[Dataset rows about figures]
--- BEGIN ---

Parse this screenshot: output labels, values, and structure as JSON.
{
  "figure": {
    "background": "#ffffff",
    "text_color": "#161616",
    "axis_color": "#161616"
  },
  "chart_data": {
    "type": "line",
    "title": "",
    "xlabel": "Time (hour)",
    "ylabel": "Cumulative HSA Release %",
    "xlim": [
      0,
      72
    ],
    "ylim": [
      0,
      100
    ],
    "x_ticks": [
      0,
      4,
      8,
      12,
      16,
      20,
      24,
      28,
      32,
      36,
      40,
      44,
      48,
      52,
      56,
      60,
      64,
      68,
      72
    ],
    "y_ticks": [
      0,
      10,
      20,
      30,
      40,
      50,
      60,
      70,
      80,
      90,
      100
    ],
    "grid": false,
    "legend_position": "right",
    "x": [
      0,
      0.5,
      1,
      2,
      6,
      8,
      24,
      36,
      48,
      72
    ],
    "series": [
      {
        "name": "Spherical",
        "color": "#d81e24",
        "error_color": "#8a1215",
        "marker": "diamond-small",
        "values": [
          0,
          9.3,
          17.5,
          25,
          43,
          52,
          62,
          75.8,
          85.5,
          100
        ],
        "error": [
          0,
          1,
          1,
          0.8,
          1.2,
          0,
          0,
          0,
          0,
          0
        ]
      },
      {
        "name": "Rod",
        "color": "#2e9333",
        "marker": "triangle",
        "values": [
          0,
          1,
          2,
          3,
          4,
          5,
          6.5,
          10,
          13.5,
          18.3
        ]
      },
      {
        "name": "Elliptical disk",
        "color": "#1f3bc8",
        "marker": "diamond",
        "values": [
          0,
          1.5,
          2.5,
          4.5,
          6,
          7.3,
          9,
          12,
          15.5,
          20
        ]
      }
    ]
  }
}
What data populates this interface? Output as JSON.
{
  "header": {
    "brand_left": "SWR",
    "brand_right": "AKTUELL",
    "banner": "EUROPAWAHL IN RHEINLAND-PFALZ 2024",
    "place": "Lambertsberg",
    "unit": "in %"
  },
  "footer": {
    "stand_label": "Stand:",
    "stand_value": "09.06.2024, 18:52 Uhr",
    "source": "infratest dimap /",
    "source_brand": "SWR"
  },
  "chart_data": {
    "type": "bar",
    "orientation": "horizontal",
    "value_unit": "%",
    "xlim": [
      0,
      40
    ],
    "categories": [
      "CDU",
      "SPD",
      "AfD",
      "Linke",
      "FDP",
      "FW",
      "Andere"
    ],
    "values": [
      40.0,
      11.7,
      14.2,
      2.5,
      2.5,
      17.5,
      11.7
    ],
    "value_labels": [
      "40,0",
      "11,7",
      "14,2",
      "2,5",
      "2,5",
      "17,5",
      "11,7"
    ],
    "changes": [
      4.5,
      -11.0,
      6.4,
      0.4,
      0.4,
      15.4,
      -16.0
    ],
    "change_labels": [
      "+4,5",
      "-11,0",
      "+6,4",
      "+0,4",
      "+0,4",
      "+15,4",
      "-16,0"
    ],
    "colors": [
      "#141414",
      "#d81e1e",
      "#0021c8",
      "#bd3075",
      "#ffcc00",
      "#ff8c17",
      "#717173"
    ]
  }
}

--- END ---

**GIVEN EXERCISE:** From the first line to the last, please quote the material above exactly.

**RESULT OF THE TASK:**
Parse this screenshot: output labels, values, and structure as JSON.
{
  "figure": {
    "background": "#ffffff",
    "text_color": "#161616",
    "axis_color": "#161616"
  },
  "chart_data": {
    "type": "line",
    "title": "",
    "xlabel": "Time (hour)",
    "ylabel": "Cumulative HSA Release %",
    "xlim": [
      0,
      72
    ],
    "ylim": [
      0,
      100
    ],
    "x_ticks": [
      0,
      4,
      8,
      12,
      16,
      20,
      24,
      28,
      32,
      36,
      40,
      44,
      48,
      52,
      56,
      60,
      64,
      68,
      72
    ],
    "y_ticks": [
      0,
      10,
      20,
      30,
      40,
      50,
      60,
      70,
      80,
      90,
      100
    ],
    "grid": false,
    "legend_position": "right",
    "x": [
      0,
      0.5,
      1,
      2,
      6,
      8,
      24,
      36,
      48,
      72
    ],
    "series": [
      {
        "name": "Spherical",
        "color": "#d81e24",
        "error_color": "#8a1215",
        "marker": "diamond-small",
        "values": [
          0,
          9.3,
          17.5,
          25,
          43,
          52,
          62,
          75.8,
          85.5,
          100
        ],
        "error": [
          0,
          1,
          1,
          0.8,
          1.2,
          0,
          0,
          0,
          0,
          0
        ]
      },
      {
        "name": "Rod",
        "color": "#2e9333",
        "marker": "triangle",
        "values": [
          0,
          1,
          2,
          3,
          4,
          5,
          6.5,
          10,
          13.5,
          18.3
        ]
      },
      {
        "name": "Elliptical disk",
        "color": "#1f3bc8",
        "marker": "diamond",
        "values": [
          0,
          1.5,
          2.5,
          4.5,
          6,
          7.3,
          9,
          12,
          15.5,
          20
        ]
      }
    ]
  }
}
What data populates this interface? Output as JSON.
{
  "header": {
    "brand_left": "SWR",
    "brand_right": "AKTUELL",
    "banner": "EUROPAWAHL IN RHEINLAND-PFALZ 2024",
    "place": "Lambertsberg",
    "unit": "in %"
  },
  "footer": {
    "stand_label": "Stand:",
    "stand_value": "09.06.2024, 18:52 Uhr",
    "source": "infratest dimap /",
    "source_brand": "SWR"
  },
  "chart_data": {
    "type": "bar",
    "orientation": "horizontal",
    "value_unit": "%",
    "xlim": [
      0,
      40
    ],
    "categories": [
      "CDU",
      "SPD",
      "AfD",
      "Linke",
      "FDP",
      "FW",
      "Andere"
    ],
    "values": [
      40.0,
      11.7,
      14.2,
      2.5,
      2.5,
      17.5,
      11.7
    ],
    "value_labels": [
      "40,0",
      "11,7",
      "14,2",
      "2,5",
      "2,5",
      "17,5",
      "11,7"
    ],
    "changes": [
      4.5,
      -11.0,
      6.4,
      0.4,
      0.4,
      15.4,
      -16.0
    ],
    "change_labels": [
      "+4,5",
      "-11,0",
      "+6,4",
      "+0,4",
      "+0,4",
      "+15,4",
      "-16,0"
    ],
    "colors": [
      "#141414",
      "#d81e1e",
      "#0021c8",
      "#bd3075",
      "#ffcc00",
      "#ff8c17",
      "#717173"
    ]
  }
}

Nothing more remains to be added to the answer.